▶ [TO BE DONE]
Repeat the entries below exactly as they appear, with no pictures.

(Data items)
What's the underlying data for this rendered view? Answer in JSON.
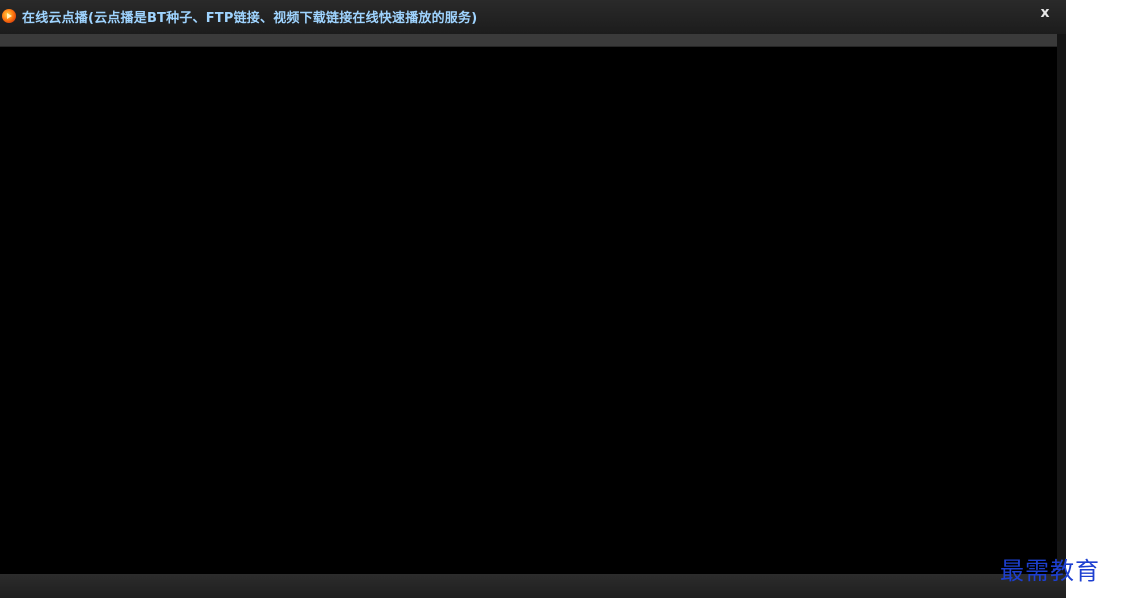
{
  "window": {
    "title": "在线云点播(云点播是BT种子、FTP链接、视频下载链接在线快速播放的服务)",
    "app_icon": "play-logo-icon",
    "close_label": "x"
  },
  "watermark": {
    "text": "最需教育"
  }
}
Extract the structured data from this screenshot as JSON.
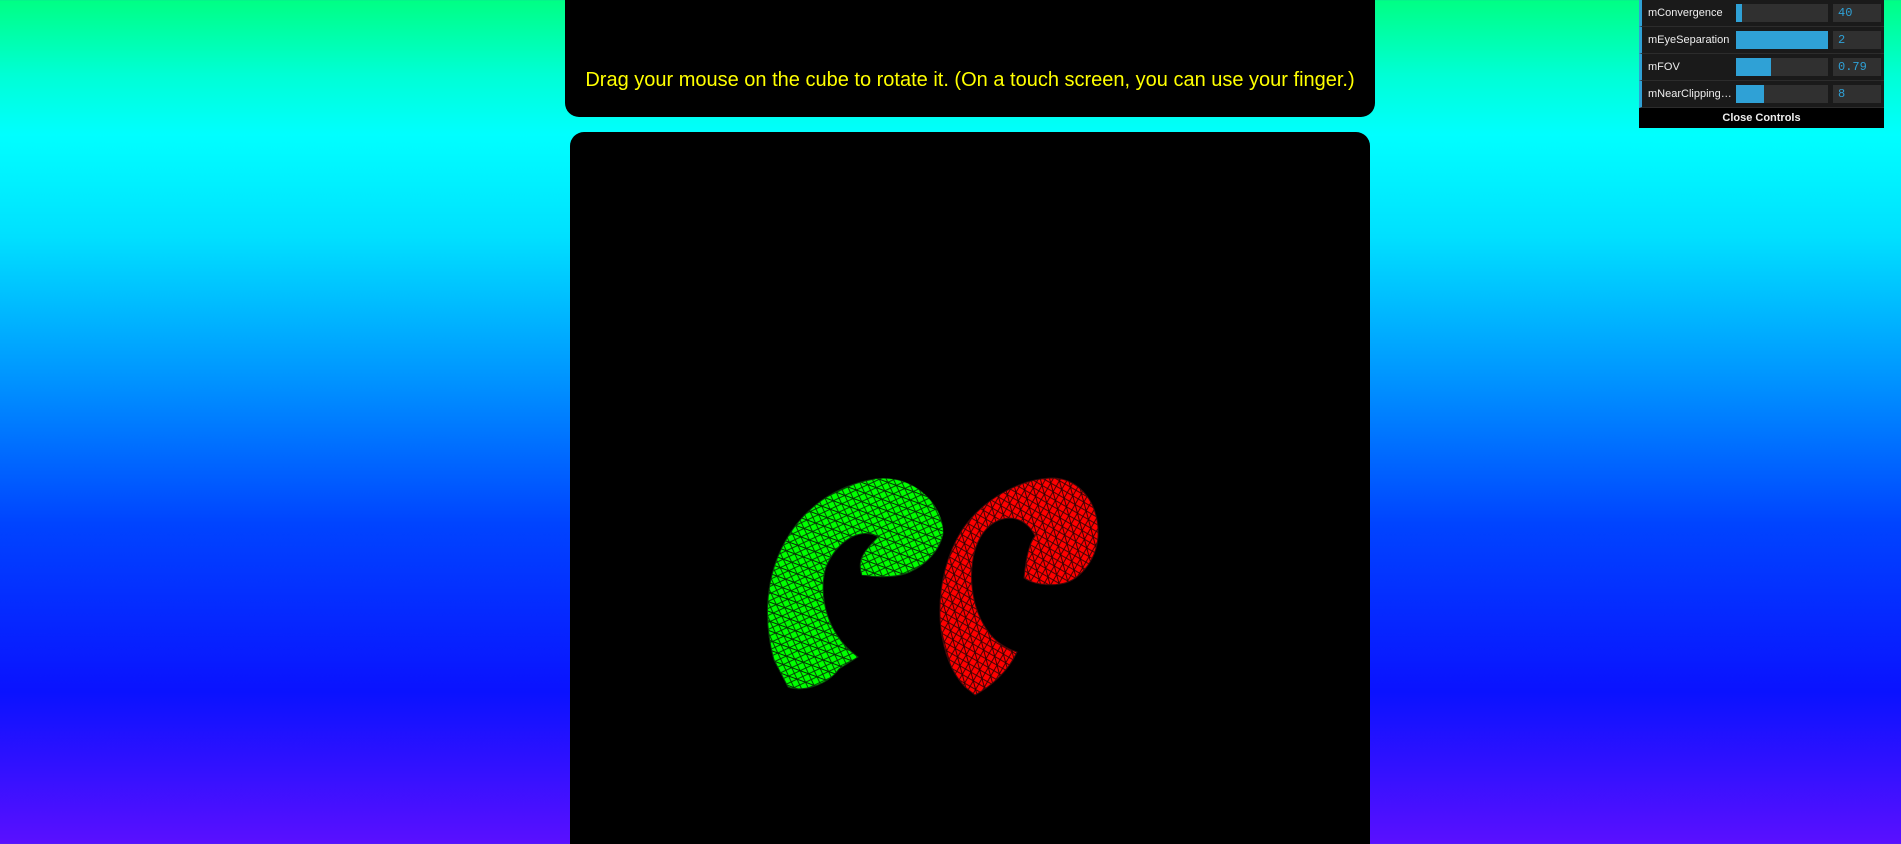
{
  "header": {
    "instruction": "Drag your mouse on the cube to rotate it. (On a touch screen, you can use your finger.)"
  },
  "scene": {
    "left_view_color": "#00ff00",
    "right_view_color": "#ff0000",
    "wire_color": "#000000"
  },
  "controls": {
    "items": [
      {
        "label": "mConvergence",
        "value": "40",
        "fill": 0.06
      },
      {
        "label": "mEyeSeparation",
        "value": "2",
        "fill": 1.0
      },
      {
        "label": "mFOV",
        "value": "0.79",
        "fill": 0.38
      },
      {
        "label": "mNearClippingD...",
        "value": "8",
        "fill": 0.3
      }
    ],
    "close_label": "Close Controls"
  },
  "colors": {
    "accent": "#2fa1d6",
    "instruction_text": "#ffff00",
    "panel_bg": "#000000"
  }
}
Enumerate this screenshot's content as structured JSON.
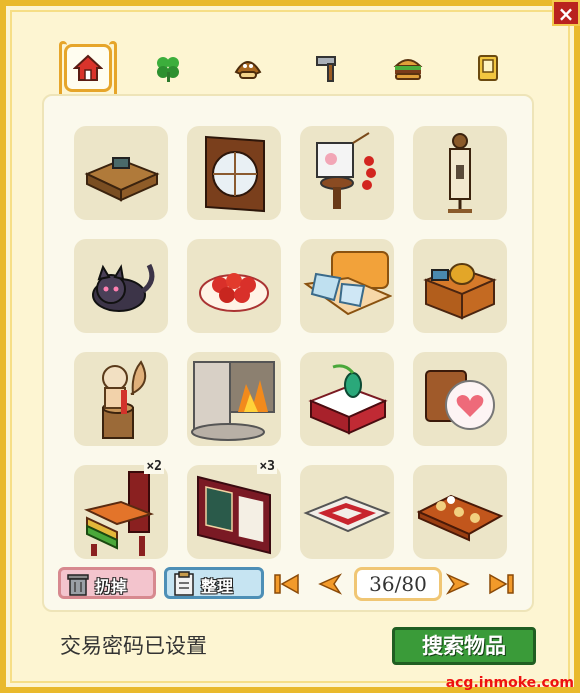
{
  "window": {
    "close_label": "×"
  },
  "tabs": [
    {
      "icon": "house-icon",
      "active": true
    },
    {
      "icon": "clover-icon",
      "active": false
    },
    {
      "icon": "chestnut-icon",
      "active": false
    },
    {
      "icon": "hammer-icon",
      "active": false
    },
    {
      "icon": "burger-icon",
      "active": false
    },
    {
      "icon": "book-icon",
      "active": false
    }
  ],
  "items": [
    {
      "icon": "tv-cabinet-icon",
      "count": ""
    },
    {
      "icon": "round-window-screen-icon",
      "count": ""
    },
    {
      "icon": "lantern-stand-icon",
      "count": ""
    },
    {
      "icon": "hanging-scroll-lamp-icon",
      "count": ""
    },
    {
      "icon": "black-cat-icon",
      "count": ""
    },
    {
      "icon": "fruit-bowl-icon",
      "count": ""
    },
    {
      "icon": "cushion-sofa-icon",
      "count": ""
    },
    {
      "icon": "kettle-stove-icon",
      "count": ""
    },
    {
      "icon": "squirrel-stump-icon",
      "count": ""
    },
    {
      "icon": "stone-fireplace-icon",
      "count": ""
    },
    {
      "icon": "vase-table-icon",
      "count": ""
    },
    {
      "icon": "heart-cushions-icon",
      "count": ""
    },
    {
      "icon": "stacked-cushion-chair-icon",
      "count": "×2"
    },
    {
      "icon": "lattice-window-icon",
      "count": "×3"
    },
    {
      "icon": "patterned-rug-icon",
      "count": ""
    },
    {
      "icon": "food-tray-icon",
      "count": ""
    }
  ],
  "toolbar": {
    "discard_label": "扔掉",
    "sort_label": "整理",
    "page_current": 36,
    "page_total": 80,
    "page_text": "36/80"
  },
  "footer": {
    "trade_status": "交易密码已设置",
    "search_label": "搜索物品"
  },
  "watermark": "acg.inmoke.com",
  "colors": {
    "frame": "#e9b92c",
    "panel": "#fbf9ec",
    "slot": "#ece5c8",
    "search_button": "#3a9b39",
    "close_button": "#b9221e"
  }
}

▶ [WRITTEN REPLY]
What's the underlying data for this rendered view? Answer in JSON.
{
  "window": {
    "title": "在线云点播(云点播是BT种子、FTP链接、视频下载链接在线快速播放的服务)",
    "app_icon": "play-logo-icon",
    "close_label": "x"
  },
  "watermark": {
    "text": "最需教育"
  }
}
Extract the structured data from this screenshot as JSON.
{
  "header": {
    "instruction": "Drag your mouse on the cube to rotate it. (On a touch screen, you can use your finger.)"
  },
  "scene": {
    "left_view_color": "#00ff00",
    "right_view_color": "#ff0000",
    "wire_color": "#000000"
  },
  "controls": {
    "items": [
      {
        "label": "mConvergence",
        "value": "40",
        "fill": 0.06
      },
      {
        "label": "mEyeSeparation",
        "value": "2",
        "fill": 1.0
      },
      {
        "label": "mFOV",
        "value": "0.79",
        "fill": 0.38
      },
      {
        "label": "mNearClippingD...",
        "value": "8",
        "fill": 0.3
      }
    ],
    "close_label": "Close Controls"
  },
  "colors": {
    "accent": "#2fa1d6",
    "instruction_text": "#ffff00",
    "panel_bg": "#000000"
  }
}
Enumerate this screenshot's content as structured JSON.
{
  "window": {
    "close_label": "×"
  },
  "tabs": [
    {
      "icon": "house-icon",
      "active": true
    },
    {
      "icon": "clover-icon",
      "active": false
    },
    {
      "icon": "chestnut-icon",
      "active": false
    },
    {
      "icon": "hammer-icon",
      "active": false
    },
    {
      "icon": "burger-icon",
      "active": false
    },
    {
      "icon": "book-icon",
      "active": false
    }
  ],
  "items": [
    {
      "icon": "tv-cabinet-icon",
      "count": ""
    },
    {
      "icon": "round-window-screen-icon",
      "count": ""
    },
    {
      "icon": "lantern-stand-icon",
      "count": ""
    },
    {
      "icon": "hanging-scroll-lamp-icon",
      "count": ""
    },
    {
      "icon": "black-cat-icon",
      "count": ""
    },
    {
      "icon": "fruit-bowl-icon",
      "count": ""
    },
    {
      "icon": "cushion-sofa-icon",
      "count": ""
    },
    {
      "icon": "kettle-stove-icon",
      "count": ""
    },
    {
      "icon": "squirrel-stump-icon",
      "count": ""
    },
    {
      "icon": "stone-fireplace-icon",
      "count": ""
    },
    {
      "icon": "vase-table-icon",
      "count": ""
    },
    {
      "icon": "heart-cushions-icon",
      "count": ""
    },
    {
      "icon": "stacked-cushion-chair-icon",
      "count": "×2"
    },
    {
      "icon": "lattice-window-icon",
      "count": "×3"
    },
    {
      "icon": "patterned-rug-icon",
      "count": ""
    },
    {
      "icon": "food-tray-icon",
      "count": ""
    }
  ],
  "toolbar": {
    "discard_label": "扔掉",
    "sort_label": "整理",
    "page_current": 36,
    "page_total": 80,
    "page_text": "36/80"
  },
  "footer": {
    "trade_status": "交易密码已设置",
    "search_label": "搜索物品"
  },
  "watermark": "acg.inmoke.com",
  "colors": {
    "frame": "#e9b92c",
    "panel": "#fbf9ec",
    "slot": "#ece5c8",
    "search_button": "#3a9b39",
    "close_button": "#b9221e"
  }
}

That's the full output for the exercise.